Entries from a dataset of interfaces
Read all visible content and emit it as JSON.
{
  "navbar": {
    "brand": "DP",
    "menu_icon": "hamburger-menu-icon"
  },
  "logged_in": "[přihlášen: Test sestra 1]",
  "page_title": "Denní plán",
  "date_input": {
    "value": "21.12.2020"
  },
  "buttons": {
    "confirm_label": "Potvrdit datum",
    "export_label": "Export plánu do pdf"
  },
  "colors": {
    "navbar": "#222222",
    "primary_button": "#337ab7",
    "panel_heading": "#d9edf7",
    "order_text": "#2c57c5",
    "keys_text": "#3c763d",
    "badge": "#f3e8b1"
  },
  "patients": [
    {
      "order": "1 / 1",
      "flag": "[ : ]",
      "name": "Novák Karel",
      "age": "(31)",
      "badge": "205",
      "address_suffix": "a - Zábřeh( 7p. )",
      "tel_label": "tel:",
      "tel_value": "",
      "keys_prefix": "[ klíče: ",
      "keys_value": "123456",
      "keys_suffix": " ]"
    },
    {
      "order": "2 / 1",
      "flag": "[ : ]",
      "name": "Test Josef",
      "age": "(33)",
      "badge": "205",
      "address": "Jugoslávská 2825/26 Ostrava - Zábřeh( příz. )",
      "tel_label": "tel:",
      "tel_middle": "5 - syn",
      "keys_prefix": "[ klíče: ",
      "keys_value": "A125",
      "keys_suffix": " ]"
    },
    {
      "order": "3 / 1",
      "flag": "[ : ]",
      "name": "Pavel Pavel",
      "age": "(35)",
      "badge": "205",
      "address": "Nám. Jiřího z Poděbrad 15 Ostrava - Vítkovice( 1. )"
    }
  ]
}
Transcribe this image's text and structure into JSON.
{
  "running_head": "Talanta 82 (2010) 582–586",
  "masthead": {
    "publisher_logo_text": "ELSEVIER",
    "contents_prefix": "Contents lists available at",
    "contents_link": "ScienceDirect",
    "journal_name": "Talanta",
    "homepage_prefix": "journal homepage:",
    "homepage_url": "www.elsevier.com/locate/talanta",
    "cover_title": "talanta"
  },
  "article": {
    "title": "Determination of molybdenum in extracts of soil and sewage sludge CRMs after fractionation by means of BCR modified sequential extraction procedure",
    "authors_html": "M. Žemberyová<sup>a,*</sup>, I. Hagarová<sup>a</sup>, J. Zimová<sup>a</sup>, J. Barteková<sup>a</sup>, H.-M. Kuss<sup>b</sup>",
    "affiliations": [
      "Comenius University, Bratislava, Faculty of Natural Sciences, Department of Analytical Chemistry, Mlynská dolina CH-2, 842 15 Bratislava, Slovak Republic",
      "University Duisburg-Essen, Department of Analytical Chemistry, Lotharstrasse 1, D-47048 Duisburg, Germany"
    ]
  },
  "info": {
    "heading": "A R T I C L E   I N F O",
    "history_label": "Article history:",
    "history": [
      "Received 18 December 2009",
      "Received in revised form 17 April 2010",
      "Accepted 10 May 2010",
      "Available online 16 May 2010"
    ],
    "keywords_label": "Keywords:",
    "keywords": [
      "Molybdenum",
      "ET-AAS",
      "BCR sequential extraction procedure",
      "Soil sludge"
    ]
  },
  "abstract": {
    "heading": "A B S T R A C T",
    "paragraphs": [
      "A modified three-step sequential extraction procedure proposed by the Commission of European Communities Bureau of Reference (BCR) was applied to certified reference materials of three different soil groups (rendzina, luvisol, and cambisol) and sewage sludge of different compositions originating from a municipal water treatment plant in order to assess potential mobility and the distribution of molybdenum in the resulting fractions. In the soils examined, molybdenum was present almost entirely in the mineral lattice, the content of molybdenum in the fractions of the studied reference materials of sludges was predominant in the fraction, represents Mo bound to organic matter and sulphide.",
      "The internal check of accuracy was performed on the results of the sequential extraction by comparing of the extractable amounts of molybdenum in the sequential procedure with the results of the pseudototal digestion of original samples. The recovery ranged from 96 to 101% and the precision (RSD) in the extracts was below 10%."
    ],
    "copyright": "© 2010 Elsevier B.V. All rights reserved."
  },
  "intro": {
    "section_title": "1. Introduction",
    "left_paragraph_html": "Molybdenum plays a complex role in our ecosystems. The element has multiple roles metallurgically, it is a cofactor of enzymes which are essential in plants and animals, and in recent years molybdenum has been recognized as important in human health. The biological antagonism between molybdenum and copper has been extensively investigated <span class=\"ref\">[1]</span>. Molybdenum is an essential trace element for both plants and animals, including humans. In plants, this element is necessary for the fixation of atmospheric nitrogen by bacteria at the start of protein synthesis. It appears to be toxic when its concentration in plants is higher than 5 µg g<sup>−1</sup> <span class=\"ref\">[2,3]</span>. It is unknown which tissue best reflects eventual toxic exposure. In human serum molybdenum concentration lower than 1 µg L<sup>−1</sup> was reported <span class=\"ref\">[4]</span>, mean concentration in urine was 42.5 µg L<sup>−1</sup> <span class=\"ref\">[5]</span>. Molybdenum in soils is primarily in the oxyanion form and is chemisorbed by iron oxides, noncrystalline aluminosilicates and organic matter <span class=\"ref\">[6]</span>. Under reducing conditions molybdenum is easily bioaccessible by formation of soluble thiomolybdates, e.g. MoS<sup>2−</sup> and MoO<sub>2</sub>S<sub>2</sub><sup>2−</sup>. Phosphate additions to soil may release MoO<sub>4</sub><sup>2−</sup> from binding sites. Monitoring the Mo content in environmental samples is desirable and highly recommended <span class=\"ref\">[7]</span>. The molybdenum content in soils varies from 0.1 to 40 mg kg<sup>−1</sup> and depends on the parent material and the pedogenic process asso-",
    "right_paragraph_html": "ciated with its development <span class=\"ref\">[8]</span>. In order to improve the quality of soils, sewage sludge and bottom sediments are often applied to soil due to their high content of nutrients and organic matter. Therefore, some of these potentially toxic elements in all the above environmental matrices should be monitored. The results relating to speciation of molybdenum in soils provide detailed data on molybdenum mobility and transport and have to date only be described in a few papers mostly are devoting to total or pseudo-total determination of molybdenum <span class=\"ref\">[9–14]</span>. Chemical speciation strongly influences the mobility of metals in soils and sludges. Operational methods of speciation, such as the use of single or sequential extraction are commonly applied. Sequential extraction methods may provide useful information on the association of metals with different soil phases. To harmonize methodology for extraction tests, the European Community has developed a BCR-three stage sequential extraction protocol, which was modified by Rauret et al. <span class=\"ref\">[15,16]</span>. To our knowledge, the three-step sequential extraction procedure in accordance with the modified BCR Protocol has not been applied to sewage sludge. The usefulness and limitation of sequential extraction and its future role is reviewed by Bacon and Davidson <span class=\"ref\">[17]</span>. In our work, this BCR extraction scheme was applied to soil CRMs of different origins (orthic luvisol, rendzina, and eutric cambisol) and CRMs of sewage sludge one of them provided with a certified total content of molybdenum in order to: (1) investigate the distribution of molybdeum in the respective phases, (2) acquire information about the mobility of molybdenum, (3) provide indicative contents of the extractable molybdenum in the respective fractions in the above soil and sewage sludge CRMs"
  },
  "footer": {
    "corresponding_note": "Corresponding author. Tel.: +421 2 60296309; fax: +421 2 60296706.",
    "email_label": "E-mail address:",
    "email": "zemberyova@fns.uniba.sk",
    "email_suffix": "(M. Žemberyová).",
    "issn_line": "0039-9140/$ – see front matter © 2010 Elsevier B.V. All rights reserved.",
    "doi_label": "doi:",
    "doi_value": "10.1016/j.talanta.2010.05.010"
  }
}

How to complete this task: Every record must be transcribed exactly as written.

Answer to this exercise:
Read all visible content and emit it as JSON.
{
  "navbar": {
    "brand": "DP",
    "menu_icon": "hamburger-menu-icon"
  },
  "logged_in": "[přihlášen: Test sestra 1]",
  "page_title": "Denní plán",
  "date_input": {
    "value": "21.12.2020"
  },
  "buttons": {
    "confirm_label": "Potvrdit datum",
    "export_label": "Export plánu do pdf"
  },
  "colors": {
    "navbar": "#222222",
    "primary_button": "#337ab7",
    "panel_heading": "#d9edf7",
    "order_text": "#2c57c5",
    "keys_text": "#3c763d",
    "badge": "#f3e8b1"
  },
  "patients": [
    {
      "order": "1 / 1",
      "flag": "[ : ]",
      "name": "Novák Karel",
      "age": "(31)",
      "badge": "205",
      "address_suffix": "a - Zábřeh( 7p. )",
      "tel_label": "tel:",
      "tel_value": "",
      "keys_prefix": "[ klíče: ",
      "keys_value": "123456",
      "keys_suffix": " ]"
    },
    {
      "order": "2 / 1",
      "flag": "[ : ]",
      "name": "Test Josef",
      "age": "(33)",
      "badge": "205",
      "address": "Jugoslávská 2825/26 Ostrava - Zábřeh( příz. )",
      "tel_label": "tel:",
      "tel_middle": "5 - syn",
      "keys_prefix": "[ klíče: ",
      "keys_value": "A125",
      "keys_suffix": " ]"
    },
    {
      "order": "3 / 1",
      "flag": "[ : ]",
      "name": "Pavel Pavel",
      "age": "(35)",
      "badge": "205",
      "address": "Nám. Jiřího z Poděbrad 15 Ostrava - Vítkovice( 1. )"
    }
  ]
}
Transcribe this image's text and structure into JSON.
{
  "running_head": "Talanta 82 (2010) 582–586",
  "masthead": {
    "publisher_logo_text": "ELSEVIER",
    "contents_prefix": "Contents lists available at",
    "contents_link": "ScienceDirect",
    "journal_name": "Talanta",
    "homepage_prefix": "journal homepage:",
    "homepage_url": "www.elsevier.com/locate/talanta",
    "cover_title": "talanta"
  },
  "article": {
    "title": "Determination of molybdenum in extracts of soil and sewage sludge CRMs after fractionation by means of BCR modified sequential extraction procedure",
    "authors_html": "M. Žemberyová<sup>a,*</sup>, I. Hagarová<sup>a</sup>, J. Zimová<sup>a</sup>, J. Barteková<sup>a</sup>, H.-M. Kuss<sup>b</sup>",
    "affiliations": [
      "Comenius University, Bratislava, Faculty of Natural Sciences, Department of Analytical Chemistry, Mlynská dolina CH-2, 842 15 Bratislava, Slovak Republic",
      "University Duisburg-Essen, Department of Analytical Chemistry, Lotharstrasse 1, D-47048 Duisburg, Germany"
    ]
  },
  "info": {
    "heading": "A R T I C L E   I N F O",
    "history_label": "Article history:",
    "history": [
      "Received 18 December 2009",
      "Received in revised form 17 April 2010",
      "Accepted 10 May 2010",
      "Available online 16 May 2010"
    ],
    "keywords_label": "Keywords:",
    "keywords": [
      "Molybdenum",
      "ET-AAS",
      "BCR sequential extraction procedure",
      "Soil sludge"
    ]
  },
  "abstract": {
    "heading": "A B S T R A C T",
    "paragraphs": [
      "A modified three-step sequential extraction procedure proposed by the Commission of European Communities Bureau of Reference (BCR) was applied to certified reference materials of three different soil groups (rendzina, luvisol, and cambisol) and sewage sludge of different compositions originating from a municipal water treatment plant in order to assess potential mobility and the distribution of molybdenum in the resulting fractions. In the soils examined, molybdenum was present almost entirely in the mineral lattice, the content of molybdenum in the fractions of the studied reference materials of sludges was predominant in the fraction, represents Mo bound to organic matter and sulphide.",
      "The internal check of accuracy was performed on the results of the sequential extraction by comparing of the extractable amounts of molybdenum in the sequential procedure with the results of the pseudototal digestion of original samples. The recovery ranged from 96 to 101% and the precision (RSD) in the extracts was below 10%."
    ],
    "copyright": "© 2010 Elsevier B.V. All rights reserved."
  },
  "intro": {
    "section_title": "1. Introduction",
    "left_paragraph_html": "Molybdenum plays a complex role in our ecosystems. The element has multiple roles metallurgically, it is a cofactor of enzymes which are essential in plants and animals, and in recent years molybdenum has been recognized as important in human health. The biological antagonism between molybdenum and copper has been extensively investigated <span class=\"ref\">[1]</span>. Molybdenum is an essential trace element for both plants and animals, including humans. In plants, this element is necessary for the fixation of atmospheric nitrogen by bacteria at the start of protein synthesis. It appears to be toxic when its concentration in plants is higher than 5 µg g<sup>−1</sup> <span class=\"ref\">[2,3]</span>. It is unknown which tissue best reflects eventual toxic exposure. In human serum molybdenum concentration lower than 1 µg L<sup>−1</sup> was reported <span class=\"ref\">[4]</span>, mean concentration in urine was 42.5 µg L<sup>−1</sup> <span class=\"ref\">[5]</span>. Molybdenum in soils is primarily in the oxyanion form and is chemisorbed by iron oxides, noncrystalline aluminosilicates and organic matter <span class=\"ref\">[6]</span>. Under reducing conditions molybdenum is easily bioaccessible by formation of soluble thiomolybdates, e.g. MoS<sup>2−</sup> and MoO<sub>2</sub>S<sub>2</sub><sup>2−</sup>. Phosphate additions to soil may release MoO<sub>4</sub><sup>2−</sup> from binding sites. Monitoring the Mo content in environmental samples is desirable and highly recommended <span class=\"ref\">[7]</span>. The molybdenum content in soils varies from 0.1 to 40 mg kg<sup>−1</sup> and depends on the parent material and the pedogenic process asso-",
    "right_paragraph_html": "ciated with its development <span class=\"ref\">[8]</span>. In order to improve the quality of soils, sewage sludge and bottom sediments are often applied to soil due to their high content of nutrients and organic matter. Therefore, some of these potentially toxic elements in all the above environmental matrices should be monitored. The results relating to speciation of molybdenum in soils provide detailed data on molybdenum mobility and transport and have to date only be described in a few papers mostly are devoting to total or pseudo-total determination of molybdenum <span class=\"ref\">[9–14]</span>. Chemical speciation strongly influences the mobility of metals in soils and sludges. Operational methods of speciation, such as the use of single or sequential extraction are commonly applied. Sequential extraction methods may provide useful information on the association of metals with different soil phases. To harmonize methodology for extraction tests, the European Community has developed a BCR-three stage sequential extraction protocol, which was modified by Rauret et al. <span class=\"ref\">[15,16]</span>. To our knowledge, the three-step sequential extraction procedure in accordance with the modified BCR Protocol has not been applied to sewage sludge. The usefulness and limitation of sequential extraction and its future role is reviewed by Bacon and Davidson <span class=\"ref\">[17]</span>. In our work, this BCR extraction scheme was applied to soil CRMs of different origins (orthic luvisol, rendzina, and eutric cambisol) and CRMs of sewage sludge one of them provided with a certified total content of molybdenum in order to: (1) investigate the distribution of molybdeum in the respective phases, (2) acquire information about the mobility of molybdenum, (3) provide indicative contents of the extractable molybdenum in the respective fractions in the above soil and sewage sludge CRMs"
  },
  "footer": {
    "corresponding_note": "Corresponding author. Tel.: +421 2 60296309; fax: +421 2 60296706.",
    "email_label": "E-mail address:",
    "email": "zemberyova@fns.uniba.sk",
    "email_suffix": "(M. Žemberyová).",
    "issn_line": "0039-9140/$ – see front matter © 2010 Elsevier B.V. All rights reserved.",
    "doi_label": "doi:",
    "doi_value": "10.1016/j.talanta.2010.05.010"
  }
}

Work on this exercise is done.